━━ DATASET EXTRACT ━━
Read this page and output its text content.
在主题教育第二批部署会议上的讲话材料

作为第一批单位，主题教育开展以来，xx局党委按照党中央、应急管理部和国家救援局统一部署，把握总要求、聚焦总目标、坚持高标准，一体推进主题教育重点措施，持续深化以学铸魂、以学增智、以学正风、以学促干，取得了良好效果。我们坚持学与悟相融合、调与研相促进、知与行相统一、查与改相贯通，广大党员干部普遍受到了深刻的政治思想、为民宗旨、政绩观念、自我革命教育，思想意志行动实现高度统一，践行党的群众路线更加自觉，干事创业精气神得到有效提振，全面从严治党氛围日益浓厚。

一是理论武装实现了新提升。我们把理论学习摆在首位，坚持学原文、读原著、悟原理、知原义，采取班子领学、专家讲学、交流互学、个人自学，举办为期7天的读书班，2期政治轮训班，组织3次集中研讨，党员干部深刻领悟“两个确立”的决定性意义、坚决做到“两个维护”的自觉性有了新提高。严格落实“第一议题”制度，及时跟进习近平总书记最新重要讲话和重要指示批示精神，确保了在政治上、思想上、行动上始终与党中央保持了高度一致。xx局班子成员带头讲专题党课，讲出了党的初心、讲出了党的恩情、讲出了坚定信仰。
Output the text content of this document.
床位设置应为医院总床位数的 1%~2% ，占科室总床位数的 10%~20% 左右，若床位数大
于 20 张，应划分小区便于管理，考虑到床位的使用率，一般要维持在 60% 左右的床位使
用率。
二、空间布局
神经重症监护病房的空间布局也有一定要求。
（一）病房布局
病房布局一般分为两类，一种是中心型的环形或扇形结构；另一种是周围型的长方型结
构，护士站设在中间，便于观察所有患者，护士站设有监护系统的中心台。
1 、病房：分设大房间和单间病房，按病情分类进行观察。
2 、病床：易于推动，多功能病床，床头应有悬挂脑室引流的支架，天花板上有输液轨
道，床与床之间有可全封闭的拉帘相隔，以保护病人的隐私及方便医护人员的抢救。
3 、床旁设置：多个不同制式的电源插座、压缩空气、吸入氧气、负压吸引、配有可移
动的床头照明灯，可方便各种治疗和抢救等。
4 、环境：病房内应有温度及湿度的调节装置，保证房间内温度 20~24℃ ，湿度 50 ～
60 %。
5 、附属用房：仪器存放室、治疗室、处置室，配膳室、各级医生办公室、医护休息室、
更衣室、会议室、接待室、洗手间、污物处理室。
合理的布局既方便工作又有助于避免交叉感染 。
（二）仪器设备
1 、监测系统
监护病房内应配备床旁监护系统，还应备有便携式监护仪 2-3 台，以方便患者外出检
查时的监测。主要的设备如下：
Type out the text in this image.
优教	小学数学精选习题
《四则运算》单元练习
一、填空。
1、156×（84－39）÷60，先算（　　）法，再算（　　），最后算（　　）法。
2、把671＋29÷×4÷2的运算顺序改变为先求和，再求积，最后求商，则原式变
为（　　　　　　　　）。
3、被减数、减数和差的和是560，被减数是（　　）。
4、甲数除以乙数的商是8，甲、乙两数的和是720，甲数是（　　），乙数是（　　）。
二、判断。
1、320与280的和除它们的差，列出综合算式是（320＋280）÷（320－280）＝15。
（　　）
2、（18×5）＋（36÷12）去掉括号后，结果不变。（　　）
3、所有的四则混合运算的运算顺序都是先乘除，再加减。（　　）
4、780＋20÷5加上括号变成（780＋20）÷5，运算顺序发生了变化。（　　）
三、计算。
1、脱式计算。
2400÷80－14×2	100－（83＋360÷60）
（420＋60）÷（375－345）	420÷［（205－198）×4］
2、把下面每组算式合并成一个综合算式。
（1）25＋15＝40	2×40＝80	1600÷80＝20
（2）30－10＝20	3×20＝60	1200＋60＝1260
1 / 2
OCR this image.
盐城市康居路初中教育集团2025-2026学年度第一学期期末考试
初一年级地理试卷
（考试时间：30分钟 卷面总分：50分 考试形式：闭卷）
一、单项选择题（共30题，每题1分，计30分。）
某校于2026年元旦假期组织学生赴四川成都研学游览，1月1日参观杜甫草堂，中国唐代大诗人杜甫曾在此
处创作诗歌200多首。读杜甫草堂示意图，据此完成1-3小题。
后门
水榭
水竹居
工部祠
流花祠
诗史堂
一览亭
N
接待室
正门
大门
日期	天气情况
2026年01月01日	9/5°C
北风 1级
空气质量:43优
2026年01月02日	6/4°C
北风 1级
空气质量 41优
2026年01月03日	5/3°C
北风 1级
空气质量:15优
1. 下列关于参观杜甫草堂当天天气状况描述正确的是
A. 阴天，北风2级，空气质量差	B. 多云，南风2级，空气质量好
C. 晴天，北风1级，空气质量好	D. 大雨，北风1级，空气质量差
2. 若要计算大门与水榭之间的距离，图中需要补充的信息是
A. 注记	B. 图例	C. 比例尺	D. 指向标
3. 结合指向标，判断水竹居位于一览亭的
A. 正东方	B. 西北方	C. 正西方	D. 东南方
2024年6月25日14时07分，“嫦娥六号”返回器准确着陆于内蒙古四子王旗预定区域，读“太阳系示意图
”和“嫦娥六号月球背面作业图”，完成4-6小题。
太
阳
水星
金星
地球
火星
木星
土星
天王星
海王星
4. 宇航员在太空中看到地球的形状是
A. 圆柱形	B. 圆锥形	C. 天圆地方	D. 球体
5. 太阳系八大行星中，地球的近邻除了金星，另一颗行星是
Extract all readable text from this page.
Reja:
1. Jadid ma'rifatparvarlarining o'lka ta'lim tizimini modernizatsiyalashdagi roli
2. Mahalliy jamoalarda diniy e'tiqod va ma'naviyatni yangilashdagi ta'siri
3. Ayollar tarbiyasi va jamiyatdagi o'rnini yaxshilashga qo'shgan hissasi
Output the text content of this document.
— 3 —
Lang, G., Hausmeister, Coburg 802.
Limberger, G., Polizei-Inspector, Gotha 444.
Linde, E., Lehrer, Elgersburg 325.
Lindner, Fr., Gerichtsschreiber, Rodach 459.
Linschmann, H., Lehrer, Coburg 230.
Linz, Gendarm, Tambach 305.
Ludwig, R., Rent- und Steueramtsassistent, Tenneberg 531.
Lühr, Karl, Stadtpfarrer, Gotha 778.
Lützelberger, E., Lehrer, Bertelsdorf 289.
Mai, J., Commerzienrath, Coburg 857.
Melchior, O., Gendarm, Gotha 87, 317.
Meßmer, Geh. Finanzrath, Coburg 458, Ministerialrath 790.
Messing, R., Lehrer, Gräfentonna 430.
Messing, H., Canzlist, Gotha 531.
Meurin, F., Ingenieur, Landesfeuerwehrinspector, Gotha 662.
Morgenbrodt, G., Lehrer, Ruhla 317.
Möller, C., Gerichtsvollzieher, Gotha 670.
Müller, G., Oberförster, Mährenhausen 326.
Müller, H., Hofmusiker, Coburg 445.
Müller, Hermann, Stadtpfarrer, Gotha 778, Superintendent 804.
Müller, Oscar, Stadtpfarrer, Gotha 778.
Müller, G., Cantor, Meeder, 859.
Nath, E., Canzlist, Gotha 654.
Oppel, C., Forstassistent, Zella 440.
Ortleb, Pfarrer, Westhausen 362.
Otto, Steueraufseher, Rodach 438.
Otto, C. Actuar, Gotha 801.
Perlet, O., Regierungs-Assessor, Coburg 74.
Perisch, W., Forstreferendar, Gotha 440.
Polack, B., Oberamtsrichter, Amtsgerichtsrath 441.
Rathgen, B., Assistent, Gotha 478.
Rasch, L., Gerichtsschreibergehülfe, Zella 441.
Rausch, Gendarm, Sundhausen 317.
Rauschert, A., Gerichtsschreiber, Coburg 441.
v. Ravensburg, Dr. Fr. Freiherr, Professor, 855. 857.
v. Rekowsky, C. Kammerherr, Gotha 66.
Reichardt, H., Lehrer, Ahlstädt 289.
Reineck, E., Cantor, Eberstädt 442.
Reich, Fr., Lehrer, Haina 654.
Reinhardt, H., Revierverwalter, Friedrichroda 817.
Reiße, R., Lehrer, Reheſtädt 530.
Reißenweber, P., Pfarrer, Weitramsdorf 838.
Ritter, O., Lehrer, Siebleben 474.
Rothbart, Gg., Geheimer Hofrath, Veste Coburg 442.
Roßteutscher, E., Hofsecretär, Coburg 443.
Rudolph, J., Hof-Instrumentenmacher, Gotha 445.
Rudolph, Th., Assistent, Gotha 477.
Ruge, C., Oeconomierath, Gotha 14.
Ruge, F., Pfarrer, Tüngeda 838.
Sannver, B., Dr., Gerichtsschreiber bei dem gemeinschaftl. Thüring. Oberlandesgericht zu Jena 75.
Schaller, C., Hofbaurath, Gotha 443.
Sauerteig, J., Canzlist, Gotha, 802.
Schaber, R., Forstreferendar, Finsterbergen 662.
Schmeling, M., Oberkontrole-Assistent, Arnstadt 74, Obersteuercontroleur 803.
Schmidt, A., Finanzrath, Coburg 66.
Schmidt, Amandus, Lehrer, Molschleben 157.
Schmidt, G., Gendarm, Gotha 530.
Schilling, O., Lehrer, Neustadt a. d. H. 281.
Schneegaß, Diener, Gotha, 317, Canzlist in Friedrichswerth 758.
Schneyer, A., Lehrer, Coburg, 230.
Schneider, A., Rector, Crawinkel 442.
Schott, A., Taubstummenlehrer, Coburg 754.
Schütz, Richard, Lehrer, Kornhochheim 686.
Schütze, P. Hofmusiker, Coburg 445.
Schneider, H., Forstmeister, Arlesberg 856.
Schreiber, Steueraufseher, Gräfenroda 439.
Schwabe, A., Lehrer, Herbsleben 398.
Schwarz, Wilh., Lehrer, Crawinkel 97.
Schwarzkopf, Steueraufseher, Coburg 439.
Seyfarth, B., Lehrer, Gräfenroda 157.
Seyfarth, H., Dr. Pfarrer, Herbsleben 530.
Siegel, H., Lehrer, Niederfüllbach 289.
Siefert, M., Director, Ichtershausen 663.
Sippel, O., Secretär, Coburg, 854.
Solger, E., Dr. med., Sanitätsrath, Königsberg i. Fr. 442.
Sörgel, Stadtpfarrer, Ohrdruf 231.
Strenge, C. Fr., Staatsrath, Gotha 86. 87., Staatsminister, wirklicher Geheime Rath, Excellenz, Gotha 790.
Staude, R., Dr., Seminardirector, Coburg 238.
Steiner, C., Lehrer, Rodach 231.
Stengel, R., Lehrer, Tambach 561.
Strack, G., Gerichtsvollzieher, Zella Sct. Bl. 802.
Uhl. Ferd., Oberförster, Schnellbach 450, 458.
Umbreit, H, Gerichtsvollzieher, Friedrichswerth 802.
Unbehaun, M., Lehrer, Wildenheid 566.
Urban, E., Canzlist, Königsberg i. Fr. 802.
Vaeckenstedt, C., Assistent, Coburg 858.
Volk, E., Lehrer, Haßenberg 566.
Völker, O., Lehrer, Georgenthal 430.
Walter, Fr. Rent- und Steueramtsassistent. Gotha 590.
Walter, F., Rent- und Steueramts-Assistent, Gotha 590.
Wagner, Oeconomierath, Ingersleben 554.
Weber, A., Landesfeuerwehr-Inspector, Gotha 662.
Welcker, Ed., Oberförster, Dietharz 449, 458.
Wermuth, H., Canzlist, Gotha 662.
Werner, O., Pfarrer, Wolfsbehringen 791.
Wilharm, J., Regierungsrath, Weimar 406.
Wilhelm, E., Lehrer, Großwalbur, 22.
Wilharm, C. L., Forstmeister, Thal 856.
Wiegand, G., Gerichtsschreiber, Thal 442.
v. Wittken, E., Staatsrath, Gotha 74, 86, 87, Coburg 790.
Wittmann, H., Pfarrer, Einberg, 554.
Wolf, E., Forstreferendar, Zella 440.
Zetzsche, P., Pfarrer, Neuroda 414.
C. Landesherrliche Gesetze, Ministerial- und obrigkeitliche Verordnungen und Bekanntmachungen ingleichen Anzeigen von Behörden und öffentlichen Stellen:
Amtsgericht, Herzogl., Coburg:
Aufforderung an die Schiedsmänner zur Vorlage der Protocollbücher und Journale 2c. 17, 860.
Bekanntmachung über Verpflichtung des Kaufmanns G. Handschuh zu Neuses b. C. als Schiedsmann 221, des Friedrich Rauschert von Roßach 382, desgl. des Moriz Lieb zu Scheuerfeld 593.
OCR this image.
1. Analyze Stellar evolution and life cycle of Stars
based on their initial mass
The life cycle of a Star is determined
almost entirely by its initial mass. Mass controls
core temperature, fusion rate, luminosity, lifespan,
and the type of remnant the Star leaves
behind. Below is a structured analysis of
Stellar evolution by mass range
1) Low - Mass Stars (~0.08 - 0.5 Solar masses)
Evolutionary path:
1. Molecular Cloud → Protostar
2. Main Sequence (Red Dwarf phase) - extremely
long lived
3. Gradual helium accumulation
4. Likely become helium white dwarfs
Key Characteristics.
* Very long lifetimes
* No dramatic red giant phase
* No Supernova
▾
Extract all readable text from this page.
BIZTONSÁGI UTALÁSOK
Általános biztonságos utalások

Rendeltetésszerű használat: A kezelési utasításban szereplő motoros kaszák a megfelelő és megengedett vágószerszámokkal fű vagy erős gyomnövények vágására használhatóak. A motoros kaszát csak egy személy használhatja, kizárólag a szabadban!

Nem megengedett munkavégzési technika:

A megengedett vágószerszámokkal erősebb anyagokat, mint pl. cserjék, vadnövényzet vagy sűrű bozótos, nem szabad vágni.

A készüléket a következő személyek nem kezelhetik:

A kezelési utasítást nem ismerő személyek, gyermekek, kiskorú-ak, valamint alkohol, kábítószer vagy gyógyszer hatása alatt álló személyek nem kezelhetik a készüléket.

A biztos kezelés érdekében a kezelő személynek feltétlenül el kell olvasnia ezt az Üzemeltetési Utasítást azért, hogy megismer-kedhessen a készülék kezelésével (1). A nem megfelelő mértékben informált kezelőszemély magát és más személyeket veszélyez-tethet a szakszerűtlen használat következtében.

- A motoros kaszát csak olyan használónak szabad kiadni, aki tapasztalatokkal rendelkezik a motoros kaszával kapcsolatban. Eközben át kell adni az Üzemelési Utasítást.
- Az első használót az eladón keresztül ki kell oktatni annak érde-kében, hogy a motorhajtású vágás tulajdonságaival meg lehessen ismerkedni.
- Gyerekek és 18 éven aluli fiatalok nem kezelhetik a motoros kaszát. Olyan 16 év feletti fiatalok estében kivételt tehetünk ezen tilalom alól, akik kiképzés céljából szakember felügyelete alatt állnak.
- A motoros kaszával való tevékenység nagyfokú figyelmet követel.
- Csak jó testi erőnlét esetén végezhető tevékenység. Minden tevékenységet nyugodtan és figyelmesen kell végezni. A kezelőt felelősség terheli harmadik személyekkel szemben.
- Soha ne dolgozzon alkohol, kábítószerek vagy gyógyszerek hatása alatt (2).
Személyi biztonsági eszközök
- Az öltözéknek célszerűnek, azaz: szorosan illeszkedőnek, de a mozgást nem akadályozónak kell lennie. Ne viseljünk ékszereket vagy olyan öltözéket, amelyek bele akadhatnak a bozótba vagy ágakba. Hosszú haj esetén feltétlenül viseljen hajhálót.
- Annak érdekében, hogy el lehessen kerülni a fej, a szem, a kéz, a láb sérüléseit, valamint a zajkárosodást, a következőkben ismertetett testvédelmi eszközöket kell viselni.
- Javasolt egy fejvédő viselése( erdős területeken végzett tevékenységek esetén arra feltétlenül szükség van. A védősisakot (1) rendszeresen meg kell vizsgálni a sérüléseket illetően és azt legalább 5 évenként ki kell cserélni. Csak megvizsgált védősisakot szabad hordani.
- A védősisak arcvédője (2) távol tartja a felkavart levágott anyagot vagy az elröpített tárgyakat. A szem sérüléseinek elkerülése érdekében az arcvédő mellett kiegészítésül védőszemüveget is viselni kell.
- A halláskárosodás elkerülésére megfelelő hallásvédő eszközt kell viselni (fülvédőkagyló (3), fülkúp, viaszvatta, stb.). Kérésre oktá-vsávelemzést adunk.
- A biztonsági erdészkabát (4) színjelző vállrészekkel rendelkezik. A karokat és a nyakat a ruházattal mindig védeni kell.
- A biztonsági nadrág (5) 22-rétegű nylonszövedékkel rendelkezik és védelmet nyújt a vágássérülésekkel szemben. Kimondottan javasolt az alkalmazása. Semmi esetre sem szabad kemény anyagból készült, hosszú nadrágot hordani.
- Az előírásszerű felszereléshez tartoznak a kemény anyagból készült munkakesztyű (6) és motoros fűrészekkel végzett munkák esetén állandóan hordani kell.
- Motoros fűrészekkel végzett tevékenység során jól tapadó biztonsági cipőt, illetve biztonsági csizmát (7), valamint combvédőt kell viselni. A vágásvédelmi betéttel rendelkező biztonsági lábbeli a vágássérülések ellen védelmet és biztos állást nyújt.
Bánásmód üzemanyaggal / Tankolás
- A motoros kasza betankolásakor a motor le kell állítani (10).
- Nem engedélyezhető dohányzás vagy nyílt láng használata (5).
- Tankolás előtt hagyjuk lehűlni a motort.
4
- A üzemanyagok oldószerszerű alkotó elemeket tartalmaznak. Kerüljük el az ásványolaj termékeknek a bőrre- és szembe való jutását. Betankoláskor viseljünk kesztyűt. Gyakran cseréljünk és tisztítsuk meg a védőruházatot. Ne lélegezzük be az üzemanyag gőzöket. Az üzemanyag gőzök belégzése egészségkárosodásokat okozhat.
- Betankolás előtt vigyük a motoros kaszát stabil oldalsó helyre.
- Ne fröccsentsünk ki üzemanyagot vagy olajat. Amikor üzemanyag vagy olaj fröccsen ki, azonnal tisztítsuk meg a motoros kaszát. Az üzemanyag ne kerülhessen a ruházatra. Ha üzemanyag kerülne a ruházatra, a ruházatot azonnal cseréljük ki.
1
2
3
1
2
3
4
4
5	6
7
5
━━━
[WHAT YOU HAVE TO DO]: Copy every line of the data that holds the string "készüléket".

[FINISHED EXERCISE]:
A készüléket a következő személyek nem kezelhetik:
A kezelési utasítást nem ismerő személyek, gyermekek, kiskorú-ak, valamint alkohol, kábítószer vagy gyógyszer hatása alatt álló személyek nem kezelhetik a készüléket.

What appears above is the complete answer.